Write out all the lines again, precisely as they stand, but without the images.

___ EXCERPTED DATA ___

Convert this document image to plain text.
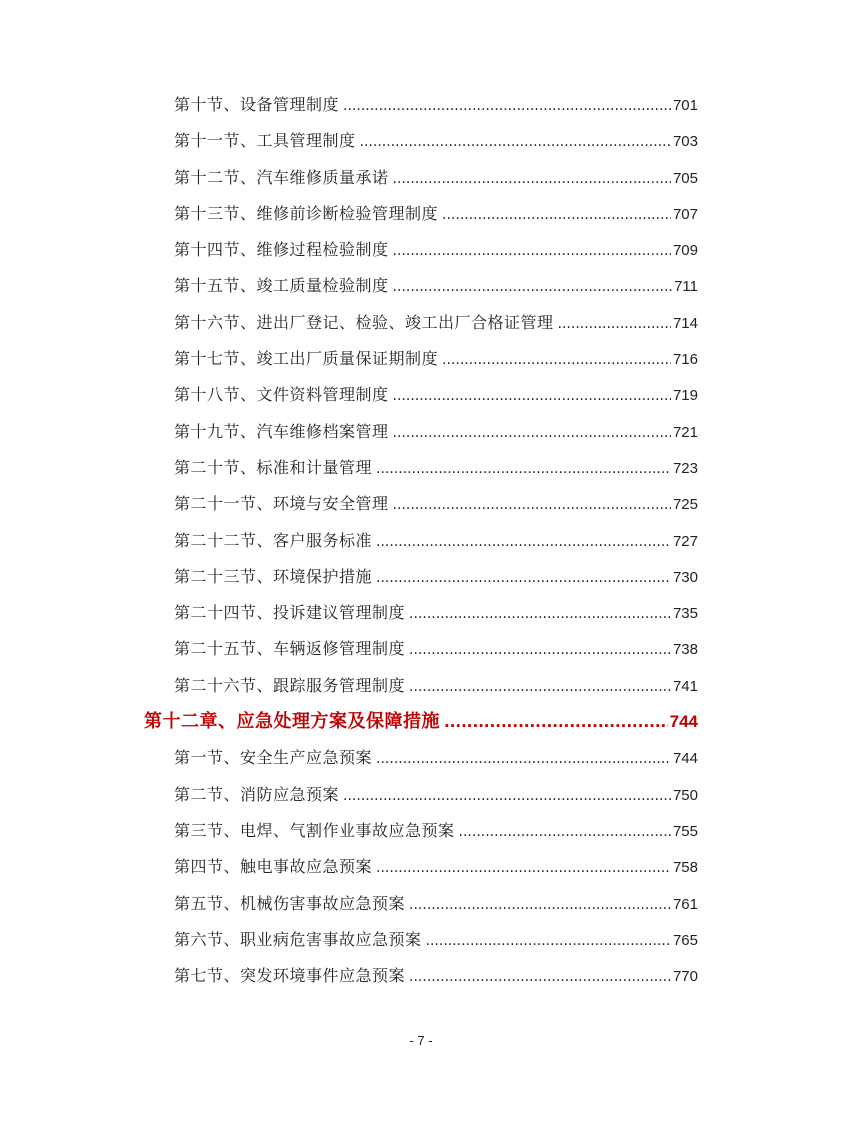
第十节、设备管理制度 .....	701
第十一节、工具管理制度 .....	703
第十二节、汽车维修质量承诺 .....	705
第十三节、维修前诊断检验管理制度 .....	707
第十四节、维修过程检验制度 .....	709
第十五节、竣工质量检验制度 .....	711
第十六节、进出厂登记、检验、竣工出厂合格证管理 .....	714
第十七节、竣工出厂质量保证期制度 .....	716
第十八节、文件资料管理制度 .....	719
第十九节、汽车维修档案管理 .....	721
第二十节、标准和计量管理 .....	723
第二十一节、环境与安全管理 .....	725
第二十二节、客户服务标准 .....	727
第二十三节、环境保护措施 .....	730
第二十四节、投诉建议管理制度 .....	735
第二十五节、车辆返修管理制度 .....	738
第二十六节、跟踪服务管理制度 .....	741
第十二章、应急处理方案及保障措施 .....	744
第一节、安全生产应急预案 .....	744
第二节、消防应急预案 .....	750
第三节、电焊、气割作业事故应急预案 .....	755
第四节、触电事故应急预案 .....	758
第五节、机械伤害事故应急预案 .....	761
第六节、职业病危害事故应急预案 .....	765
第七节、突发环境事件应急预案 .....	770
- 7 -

___

* THE RESULT
Convert this document image to plain text.
第十节、设备管理制度 .....	701
第十一节、工具管理制度 .....	703
第十二节、汽车维修质量承诺 .....	705
第十三节、维修前诊断检验管理制度 .....	707
第十四节、维修过程检验制度 .....	709
第十五节、竣工质量检验制度 .....	711
第十六节、进出厂登记、检验、竣工出厂合格证管理 .....	714
第十七节、竣工出厂质量保证期制度 .....	716
第十八节、文件资料管理制度 .....	719
第十九节、汽车维修档案管理 .....	721
第二十节、标准和计量管理 .....	723
第二十一节、环境与安全管理 .....	725
第二十二节、客户服务标准 .....	727
第二十三节、环境保护措施 .....	730
第二十四节、投诉建议管理制度 .....	735
第二十五节、车辆返修管理制度 .....	738
第二十六节、跟踪服务管理制度 .....	741
第十二章、应急处理方案及保障措施 .....	744
第一节、安全生产应急预案 .....	744
第二节、消防应急预案 .....	750
第三节、电焊、气割作业事故应急预案 .....	755
第四节、触电事故应急预案 .....	758
第五节、机械伤害事故应急预案 .....	761
第六节、职业病危害事故应急预案 .....	765
第七节、突发环境事件应急预案 .....	770
- 7 -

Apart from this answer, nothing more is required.